BEGIN Document
The alternating current (AC) optimal power flow (ACOPF) problem consists of finding the least-cost dispatch of power from generators to satisfy the load at all buses in a way that is governed by physical laws, such as Ohm's Law and Kirchhoff's Law, and other technical restrictions, such as transmission line thermal limit constraints. The ACOPF is a core element of power system operation, which compels the electricity industry to seek efficient methods to solve it. Therefore, the research community has focused on improving interior-point methods (IPM) to compute feasible solutions efficiently. However, these methods are not privacy preserving and fail to scale on applications that require discrete variables. To this end, an increased attention is given to distributed methods as they can be scalable and privacy preserving.

There is a plethora of existing works on distributed ACOPF. These can be broadly classified into three categories, dual decomposition methods, optimality conditions decomposition (OCD) methods and sparse semidefinite programming (SDP) decomposition methods. The dual decomposition techniques underlying the dual-decomposition-based distributed ACOPF methods in the literature can in turn be classified into two categories: region-based decompositions and component-based decompositions. The focus of this study revolves around the latter decomposition techniques because they distribute the computation across every component in the network (generators, transformers, loads, buses, lines etc.) and are flexible enough to incorporate discrete decision variables to suit a wide variety of optimization applications in power systems and future grids. On the downside, dual-decomposition-based ACOPF methods have no theoretical guarantee of convergence because the (primal) ACOPF problem is nonconvex. Nonetheless, in our previous work in [1], we showed that fine-tuning different penalty parameters for each consensus constraint can result in a convergence to near-optimal (most likely globally optimal) solutions.
END Document
Tasks to complete
a - In the ACOPF passage, what are the three broad categories of existing work on distributed ACOPF?
b - Output the part of the ACOPF passage starting at "The alternating current" and ending at "and privacy preserving.".
c - Decide whether each statement agrees with the ACOPF passage, answering yes or no and quoting the words that settle it: (i) Interior-point methods are privacy preserving. (ii) Dual-decomposition-based ACOPF methods have a theoretical guarantee of convergence. (iii) Component-based decompositions distribute the computation across every component in the network.
The lines after this have no connection to the ACOPF passage.
BEGIN Material shown
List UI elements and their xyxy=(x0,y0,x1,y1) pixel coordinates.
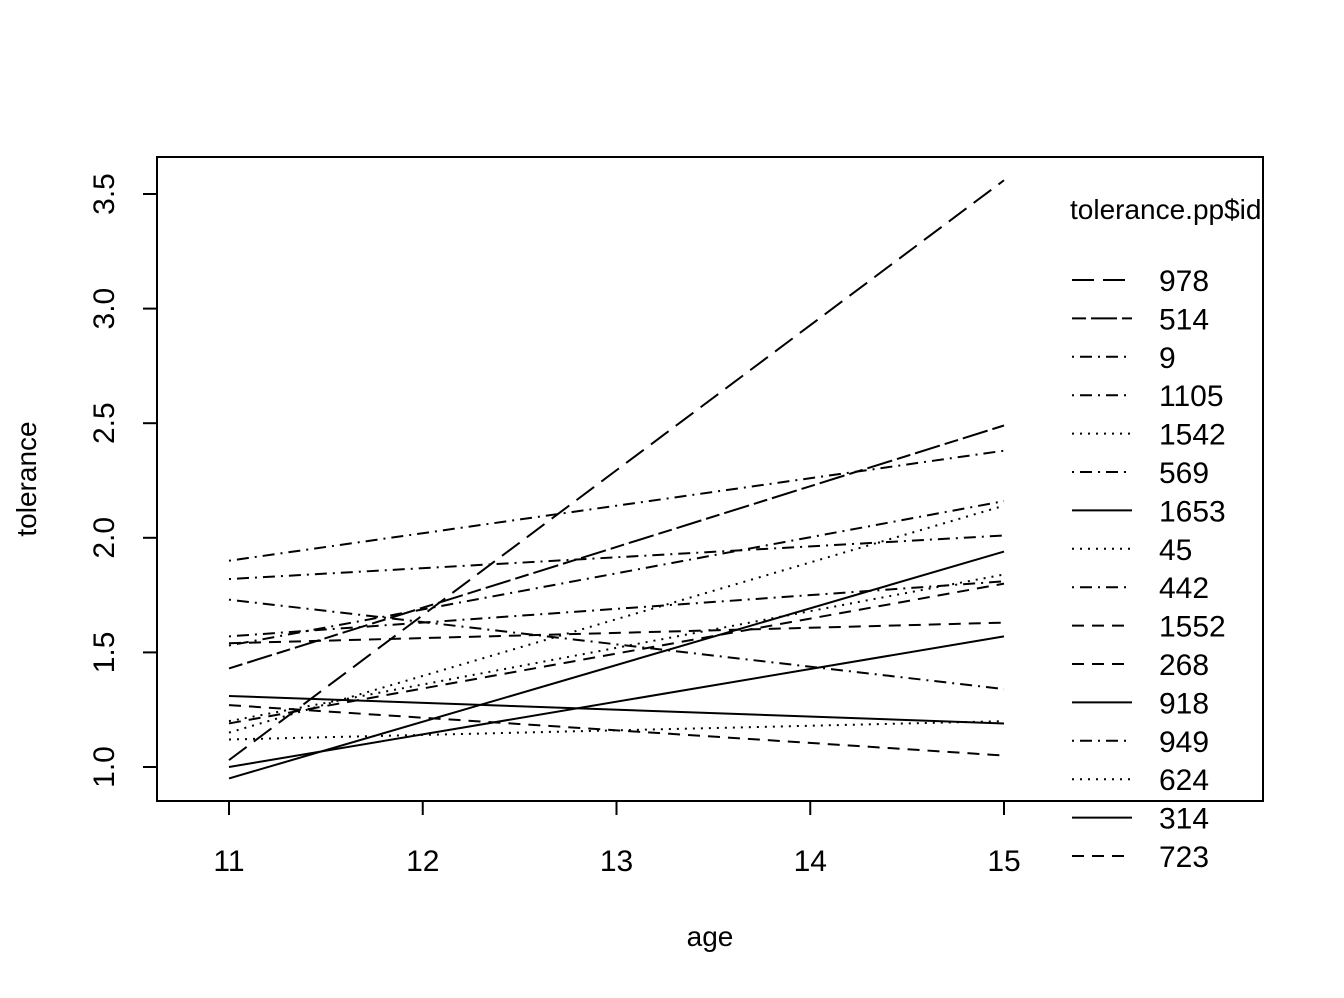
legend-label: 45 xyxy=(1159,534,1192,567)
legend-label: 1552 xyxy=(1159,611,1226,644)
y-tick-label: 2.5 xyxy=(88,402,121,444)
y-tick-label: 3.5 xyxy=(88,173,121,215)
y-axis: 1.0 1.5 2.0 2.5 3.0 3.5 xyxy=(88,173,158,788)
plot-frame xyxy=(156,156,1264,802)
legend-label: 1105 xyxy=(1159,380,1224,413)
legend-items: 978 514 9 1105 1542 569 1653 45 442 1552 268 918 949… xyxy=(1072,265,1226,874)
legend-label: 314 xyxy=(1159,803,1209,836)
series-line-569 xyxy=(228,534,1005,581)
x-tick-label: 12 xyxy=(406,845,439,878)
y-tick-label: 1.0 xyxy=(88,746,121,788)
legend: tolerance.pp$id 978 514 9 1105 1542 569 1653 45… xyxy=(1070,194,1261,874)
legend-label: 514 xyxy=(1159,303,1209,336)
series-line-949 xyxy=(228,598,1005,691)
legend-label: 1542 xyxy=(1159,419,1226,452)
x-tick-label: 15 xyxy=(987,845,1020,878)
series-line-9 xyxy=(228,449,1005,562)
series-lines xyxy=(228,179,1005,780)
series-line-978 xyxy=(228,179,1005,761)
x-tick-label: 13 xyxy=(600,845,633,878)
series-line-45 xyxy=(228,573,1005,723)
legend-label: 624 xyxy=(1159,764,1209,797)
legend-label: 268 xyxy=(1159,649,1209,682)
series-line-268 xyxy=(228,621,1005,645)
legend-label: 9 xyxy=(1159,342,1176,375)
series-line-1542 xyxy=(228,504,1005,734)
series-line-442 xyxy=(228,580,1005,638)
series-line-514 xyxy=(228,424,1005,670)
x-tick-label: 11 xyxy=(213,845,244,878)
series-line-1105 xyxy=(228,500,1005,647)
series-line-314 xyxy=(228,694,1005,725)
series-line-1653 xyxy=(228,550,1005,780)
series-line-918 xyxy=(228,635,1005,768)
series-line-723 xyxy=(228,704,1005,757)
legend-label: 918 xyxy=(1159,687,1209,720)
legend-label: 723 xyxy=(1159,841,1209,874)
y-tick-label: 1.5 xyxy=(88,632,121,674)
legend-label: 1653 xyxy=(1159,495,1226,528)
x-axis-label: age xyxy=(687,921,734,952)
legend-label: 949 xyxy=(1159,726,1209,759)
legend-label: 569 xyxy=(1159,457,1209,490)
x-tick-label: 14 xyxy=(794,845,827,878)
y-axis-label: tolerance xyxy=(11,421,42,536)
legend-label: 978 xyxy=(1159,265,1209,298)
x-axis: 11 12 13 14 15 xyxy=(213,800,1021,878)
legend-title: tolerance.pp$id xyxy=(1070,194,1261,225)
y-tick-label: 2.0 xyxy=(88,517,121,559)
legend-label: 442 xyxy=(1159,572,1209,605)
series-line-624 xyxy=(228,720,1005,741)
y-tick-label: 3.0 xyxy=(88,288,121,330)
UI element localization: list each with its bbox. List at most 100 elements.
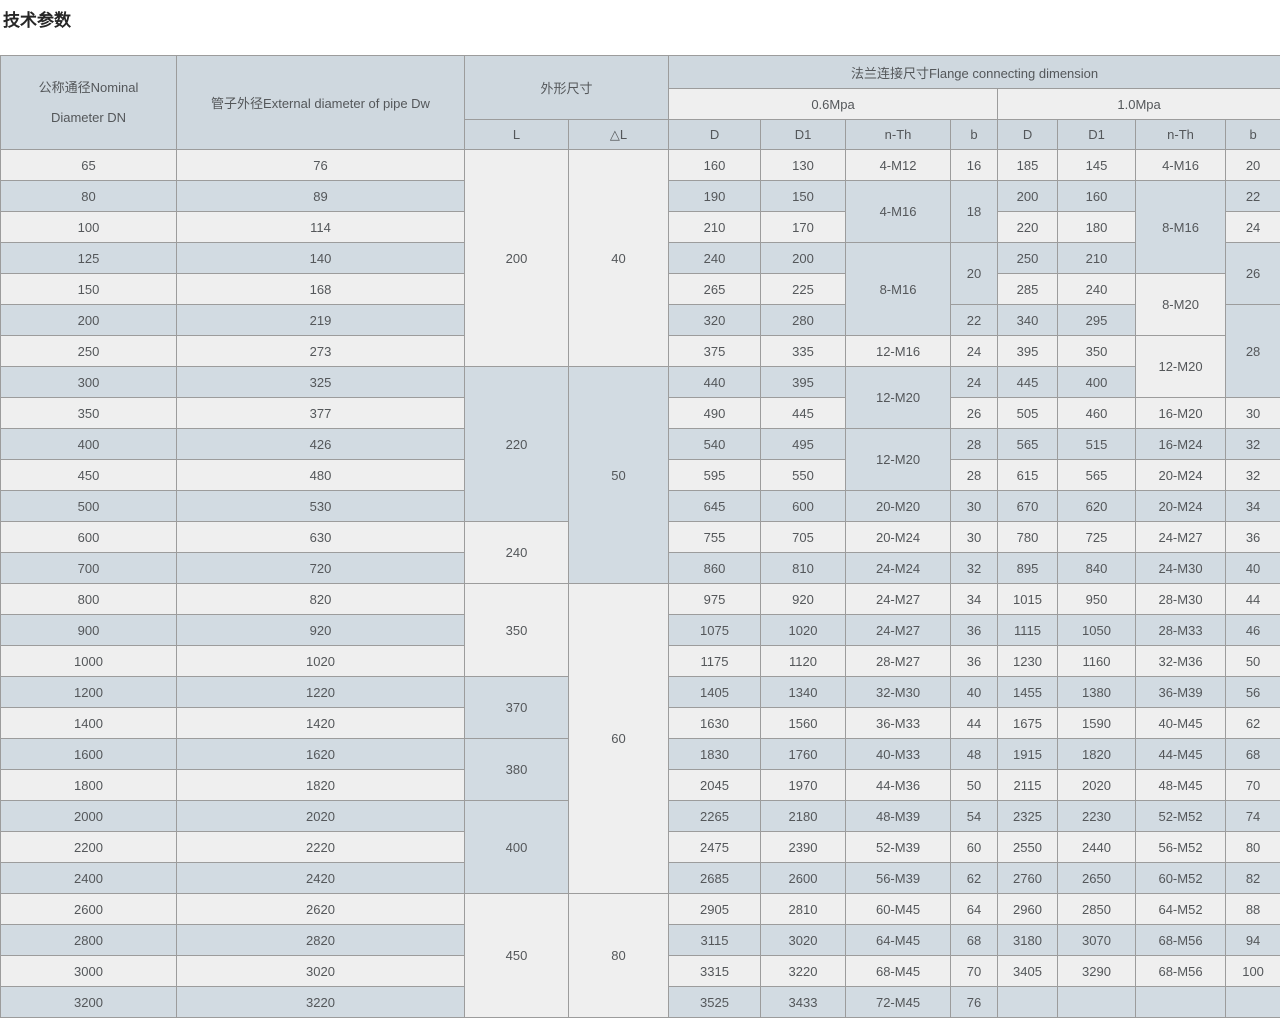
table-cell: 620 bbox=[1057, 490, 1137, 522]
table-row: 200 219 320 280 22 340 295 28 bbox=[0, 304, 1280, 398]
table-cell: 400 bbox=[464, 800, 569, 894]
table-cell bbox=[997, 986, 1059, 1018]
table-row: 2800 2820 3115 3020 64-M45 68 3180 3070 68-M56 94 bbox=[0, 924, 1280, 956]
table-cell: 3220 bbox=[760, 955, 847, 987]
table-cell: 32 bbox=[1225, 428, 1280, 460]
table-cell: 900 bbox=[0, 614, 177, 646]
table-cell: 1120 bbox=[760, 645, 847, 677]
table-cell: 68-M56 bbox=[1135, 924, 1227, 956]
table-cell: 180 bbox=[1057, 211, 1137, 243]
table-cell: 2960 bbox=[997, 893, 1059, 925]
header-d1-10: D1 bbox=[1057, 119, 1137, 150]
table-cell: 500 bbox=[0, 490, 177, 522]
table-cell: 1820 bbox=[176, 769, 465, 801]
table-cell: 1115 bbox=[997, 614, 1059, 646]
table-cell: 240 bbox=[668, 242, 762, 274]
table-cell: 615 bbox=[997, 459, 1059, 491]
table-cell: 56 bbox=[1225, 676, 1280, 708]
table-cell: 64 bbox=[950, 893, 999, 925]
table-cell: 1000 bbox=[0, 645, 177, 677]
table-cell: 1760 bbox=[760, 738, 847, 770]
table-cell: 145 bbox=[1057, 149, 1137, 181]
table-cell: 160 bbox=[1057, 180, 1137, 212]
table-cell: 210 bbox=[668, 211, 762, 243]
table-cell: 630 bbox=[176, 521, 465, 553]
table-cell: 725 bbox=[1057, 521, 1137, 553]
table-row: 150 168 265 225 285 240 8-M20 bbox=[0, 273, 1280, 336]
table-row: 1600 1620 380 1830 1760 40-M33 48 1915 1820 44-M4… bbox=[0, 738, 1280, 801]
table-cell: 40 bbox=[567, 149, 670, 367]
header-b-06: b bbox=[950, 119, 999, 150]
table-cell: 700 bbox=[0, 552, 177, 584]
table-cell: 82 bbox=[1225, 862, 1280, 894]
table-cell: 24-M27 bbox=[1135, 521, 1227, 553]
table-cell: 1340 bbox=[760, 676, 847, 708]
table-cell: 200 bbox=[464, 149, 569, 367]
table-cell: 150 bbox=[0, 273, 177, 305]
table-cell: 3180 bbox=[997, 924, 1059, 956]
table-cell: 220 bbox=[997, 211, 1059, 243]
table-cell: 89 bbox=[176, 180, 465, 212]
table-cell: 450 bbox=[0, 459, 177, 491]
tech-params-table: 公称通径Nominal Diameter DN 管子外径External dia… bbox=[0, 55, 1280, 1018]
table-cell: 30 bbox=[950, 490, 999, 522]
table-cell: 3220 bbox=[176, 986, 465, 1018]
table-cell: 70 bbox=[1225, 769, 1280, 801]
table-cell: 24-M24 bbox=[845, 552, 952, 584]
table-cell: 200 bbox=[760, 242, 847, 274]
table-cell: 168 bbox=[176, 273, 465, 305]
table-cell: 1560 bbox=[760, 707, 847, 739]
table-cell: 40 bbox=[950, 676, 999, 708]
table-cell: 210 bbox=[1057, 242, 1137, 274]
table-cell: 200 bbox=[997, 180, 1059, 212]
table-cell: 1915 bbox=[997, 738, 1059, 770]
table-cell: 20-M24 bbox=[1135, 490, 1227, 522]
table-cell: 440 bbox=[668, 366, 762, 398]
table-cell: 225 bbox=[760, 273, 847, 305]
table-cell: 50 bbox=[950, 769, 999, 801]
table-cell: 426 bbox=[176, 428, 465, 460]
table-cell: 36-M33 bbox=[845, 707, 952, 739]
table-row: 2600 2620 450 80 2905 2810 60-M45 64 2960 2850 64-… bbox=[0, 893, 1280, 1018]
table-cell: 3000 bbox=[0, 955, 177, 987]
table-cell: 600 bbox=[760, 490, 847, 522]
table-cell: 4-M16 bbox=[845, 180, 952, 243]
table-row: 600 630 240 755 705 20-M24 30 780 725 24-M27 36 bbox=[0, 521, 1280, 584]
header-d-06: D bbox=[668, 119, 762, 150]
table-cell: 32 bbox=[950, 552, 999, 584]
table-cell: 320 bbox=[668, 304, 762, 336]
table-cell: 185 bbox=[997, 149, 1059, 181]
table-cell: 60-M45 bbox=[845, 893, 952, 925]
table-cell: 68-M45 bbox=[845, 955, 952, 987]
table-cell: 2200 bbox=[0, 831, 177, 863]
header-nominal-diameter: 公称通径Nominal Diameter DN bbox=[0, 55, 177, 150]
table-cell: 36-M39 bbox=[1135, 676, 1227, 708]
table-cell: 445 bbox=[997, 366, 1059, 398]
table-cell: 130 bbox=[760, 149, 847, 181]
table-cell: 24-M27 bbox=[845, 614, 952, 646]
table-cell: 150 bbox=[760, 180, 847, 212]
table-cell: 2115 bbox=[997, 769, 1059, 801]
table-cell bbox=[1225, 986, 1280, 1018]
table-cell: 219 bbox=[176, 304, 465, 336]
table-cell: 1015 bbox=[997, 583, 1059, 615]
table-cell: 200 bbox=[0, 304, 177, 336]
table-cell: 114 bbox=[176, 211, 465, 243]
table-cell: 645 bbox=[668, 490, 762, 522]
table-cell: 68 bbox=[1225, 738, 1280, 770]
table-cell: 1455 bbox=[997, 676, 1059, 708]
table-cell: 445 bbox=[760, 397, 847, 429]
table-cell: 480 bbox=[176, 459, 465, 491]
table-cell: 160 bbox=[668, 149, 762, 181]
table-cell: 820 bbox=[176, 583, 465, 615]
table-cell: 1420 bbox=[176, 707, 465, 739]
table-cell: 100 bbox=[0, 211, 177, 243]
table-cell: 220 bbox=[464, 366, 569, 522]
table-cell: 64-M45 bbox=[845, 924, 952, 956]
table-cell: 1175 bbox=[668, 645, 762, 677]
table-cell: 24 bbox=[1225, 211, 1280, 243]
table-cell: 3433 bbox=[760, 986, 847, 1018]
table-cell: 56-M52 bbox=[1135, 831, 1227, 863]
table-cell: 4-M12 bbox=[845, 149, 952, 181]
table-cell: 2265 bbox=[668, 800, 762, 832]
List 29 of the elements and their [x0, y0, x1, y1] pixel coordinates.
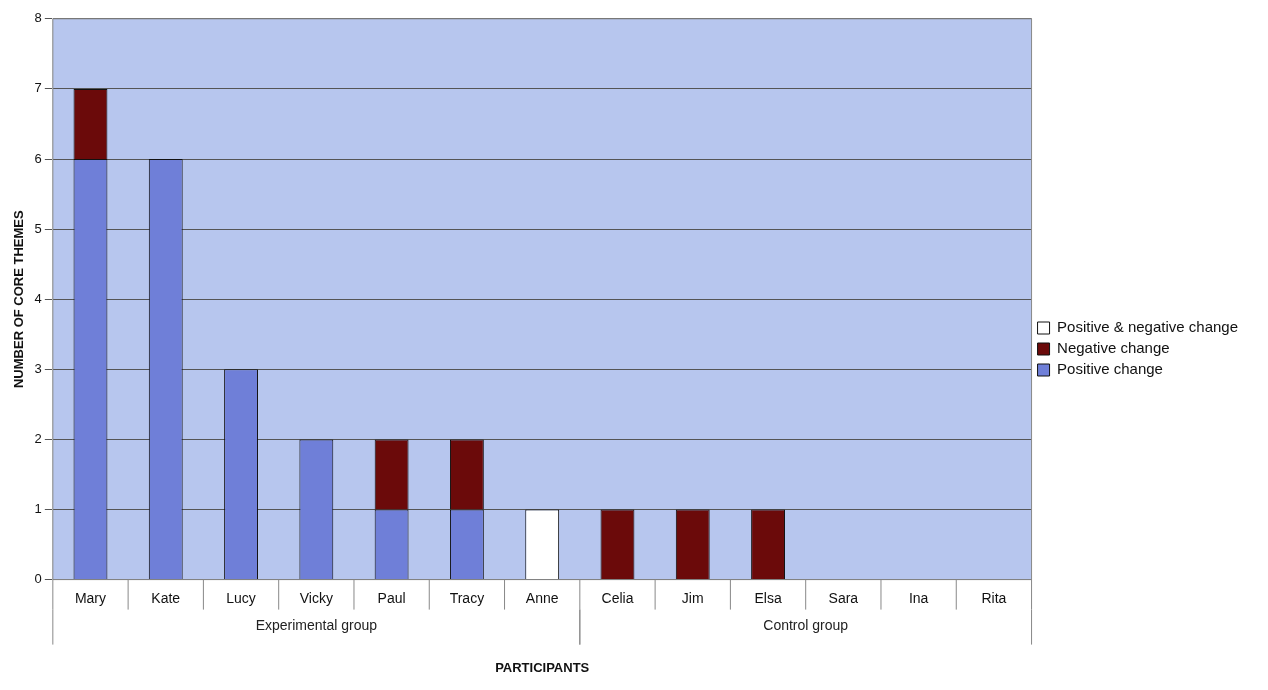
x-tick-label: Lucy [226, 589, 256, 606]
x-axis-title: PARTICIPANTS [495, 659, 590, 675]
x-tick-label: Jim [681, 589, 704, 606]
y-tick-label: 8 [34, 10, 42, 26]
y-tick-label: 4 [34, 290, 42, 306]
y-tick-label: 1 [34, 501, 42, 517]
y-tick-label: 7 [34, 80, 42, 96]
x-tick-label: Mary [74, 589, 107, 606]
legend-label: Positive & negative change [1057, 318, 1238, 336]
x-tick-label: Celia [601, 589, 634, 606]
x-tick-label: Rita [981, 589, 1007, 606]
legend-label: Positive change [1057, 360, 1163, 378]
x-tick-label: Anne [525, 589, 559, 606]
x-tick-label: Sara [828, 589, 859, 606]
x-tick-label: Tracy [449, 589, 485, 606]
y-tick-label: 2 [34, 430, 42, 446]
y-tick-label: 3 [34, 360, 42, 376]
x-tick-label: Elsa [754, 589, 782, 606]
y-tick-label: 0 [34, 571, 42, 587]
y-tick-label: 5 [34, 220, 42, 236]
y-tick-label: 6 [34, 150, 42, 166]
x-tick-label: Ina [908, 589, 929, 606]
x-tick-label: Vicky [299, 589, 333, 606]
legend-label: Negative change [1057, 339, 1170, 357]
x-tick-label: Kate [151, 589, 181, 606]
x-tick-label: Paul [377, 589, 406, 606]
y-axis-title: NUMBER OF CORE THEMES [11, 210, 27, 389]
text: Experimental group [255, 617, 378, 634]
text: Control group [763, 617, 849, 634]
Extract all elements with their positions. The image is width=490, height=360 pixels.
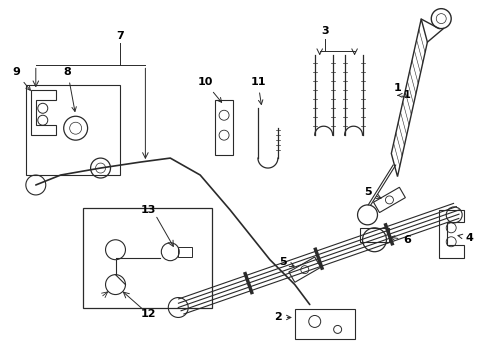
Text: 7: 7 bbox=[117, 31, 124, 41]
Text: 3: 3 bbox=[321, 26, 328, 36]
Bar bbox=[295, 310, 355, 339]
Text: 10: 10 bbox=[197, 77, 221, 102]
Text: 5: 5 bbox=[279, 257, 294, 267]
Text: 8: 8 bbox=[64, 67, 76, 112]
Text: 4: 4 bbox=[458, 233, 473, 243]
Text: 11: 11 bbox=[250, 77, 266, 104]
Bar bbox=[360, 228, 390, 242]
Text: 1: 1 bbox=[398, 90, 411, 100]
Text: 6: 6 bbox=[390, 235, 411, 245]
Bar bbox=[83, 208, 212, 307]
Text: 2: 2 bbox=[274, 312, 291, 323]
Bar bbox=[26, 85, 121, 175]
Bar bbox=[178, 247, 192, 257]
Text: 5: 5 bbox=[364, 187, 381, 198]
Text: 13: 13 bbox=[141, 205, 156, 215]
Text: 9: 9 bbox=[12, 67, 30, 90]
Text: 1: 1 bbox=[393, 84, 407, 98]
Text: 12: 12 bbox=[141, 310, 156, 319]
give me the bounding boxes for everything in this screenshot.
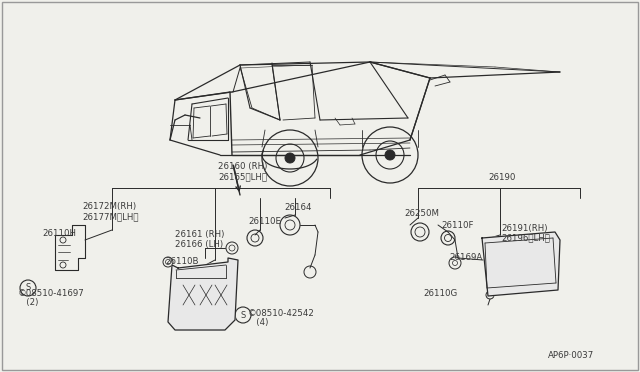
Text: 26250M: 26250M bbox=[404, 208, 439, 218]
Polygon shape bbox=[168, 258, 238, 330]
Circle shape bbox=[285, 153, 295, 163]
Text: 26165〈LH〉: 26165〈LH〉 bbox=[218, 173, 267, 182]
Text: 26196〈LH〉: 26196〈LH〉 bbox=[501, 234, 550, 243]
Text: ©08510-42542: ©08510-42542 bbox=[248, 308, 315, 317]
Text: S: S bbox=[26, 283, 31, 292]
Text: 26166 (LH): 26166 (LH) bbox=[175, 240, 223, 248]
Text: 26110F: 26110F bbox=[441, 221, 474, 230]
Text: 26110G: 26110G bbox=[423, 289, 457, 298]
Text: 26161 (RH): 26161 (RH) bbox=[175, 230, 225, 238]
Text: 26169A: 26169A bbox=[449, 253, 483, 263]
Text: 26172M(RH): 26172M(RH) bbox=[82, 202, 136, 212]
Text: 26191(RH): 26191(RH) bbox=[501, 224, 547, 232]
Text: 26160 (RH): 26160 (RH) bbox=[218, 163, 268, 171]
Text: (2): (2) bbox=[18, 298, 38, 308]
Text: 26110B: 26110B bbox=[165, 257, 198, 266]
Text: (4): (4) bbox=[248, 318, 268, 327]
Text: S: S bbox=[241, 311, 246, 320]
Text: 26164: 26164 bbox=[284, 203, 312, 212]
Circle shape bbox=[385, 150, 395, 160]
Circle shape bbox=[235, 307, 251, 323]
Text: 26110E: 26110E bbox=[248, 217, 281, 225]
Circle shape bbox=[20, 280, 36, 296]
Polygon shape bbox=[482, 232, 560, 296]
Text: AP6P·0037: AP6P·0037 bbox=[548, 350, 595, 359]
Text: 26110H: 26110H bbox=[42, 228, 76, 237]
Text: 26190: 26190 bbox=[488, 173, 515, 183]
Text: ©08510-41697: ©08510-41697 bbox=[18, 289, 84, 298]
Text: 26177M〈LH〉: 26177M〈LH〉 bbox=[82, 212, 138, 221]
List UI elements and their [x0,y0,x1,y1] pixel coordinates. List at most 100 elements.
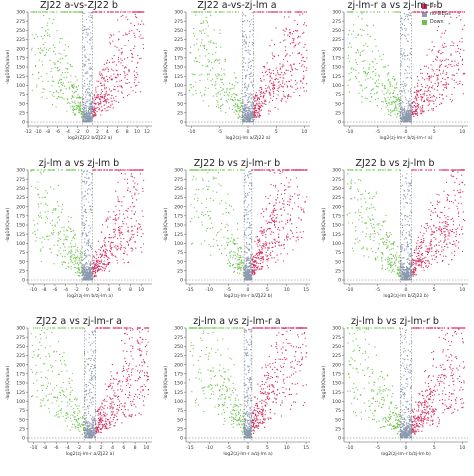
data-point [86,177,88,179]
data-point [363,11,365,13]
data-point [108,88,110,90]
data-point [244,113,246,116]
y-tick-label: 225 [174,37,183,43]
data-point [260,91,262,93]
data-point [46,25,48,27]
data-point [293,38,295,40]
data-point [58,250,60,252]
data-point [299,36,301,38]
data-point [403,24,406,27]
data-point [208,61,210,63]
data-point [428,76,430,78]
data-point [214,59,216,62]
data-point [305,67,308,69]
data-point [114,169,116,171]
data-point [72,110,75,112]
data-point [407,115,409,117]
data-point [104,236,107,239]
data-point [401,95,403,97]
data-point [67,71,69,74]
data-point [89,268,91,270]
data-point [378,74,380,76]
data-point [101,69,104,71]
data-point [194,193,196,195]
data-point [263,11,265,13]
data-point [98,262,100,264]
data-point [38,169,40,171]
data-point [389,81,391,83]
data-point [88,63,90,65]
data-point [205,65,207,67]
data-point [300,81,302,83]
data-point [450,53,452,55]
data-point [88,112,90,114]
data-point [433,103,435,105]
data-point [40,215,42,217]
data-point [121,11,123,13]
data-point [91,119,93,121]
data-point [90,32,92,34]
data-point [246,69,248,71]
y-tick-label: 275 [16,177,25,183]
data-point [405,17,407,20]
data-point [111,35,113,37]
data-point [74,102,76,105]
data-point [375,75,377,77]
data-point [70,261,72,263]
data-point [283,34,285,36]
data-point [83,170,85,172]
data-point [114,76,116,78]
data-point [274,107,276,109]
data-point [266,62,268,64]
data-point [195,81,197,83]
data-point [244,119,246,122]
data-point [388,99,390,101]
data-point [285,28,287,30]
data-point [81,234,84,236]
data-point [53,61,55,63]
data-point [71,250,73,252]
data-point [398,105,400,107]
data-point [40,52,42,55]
END Material shown
Answers to each task
a - Dual decomposition methods, optimality conditions decomposition (OCD) methods, and sparse semidefinite programming (SDP) decomposition methods.

b -
The alternating current (AC) optimal power flow (ACOPF) problem consists of finding the least-cost dispatch of power from generators to satisfy the load at all buses in a way that is governed by physical laws, such as Ohm's Law and Kirchhoff's Law, and other technical restrictions, such as transmission line thermal limit constraints. The ACOPF is a core element of power system operation, which compels the electricity industry to seek efficient methods to solve it. Therefore, the research community has focused on improving interior-point methods (IPM) to compute feasible solutions efficiently. However, these methods are not privacy preserving and fail to scale on applications that require discrete variables. To this end, an increased attention is given to distributed methods as they can be scalable and privacy preserving.

c -
(i) No: "these methods are not privacy preserving"
(ii) No: "dual-decomposition-based ACOPF methods have no theoretical guarantee of convergence"
(iii) Yes: "they distribute the computation across every component in the network"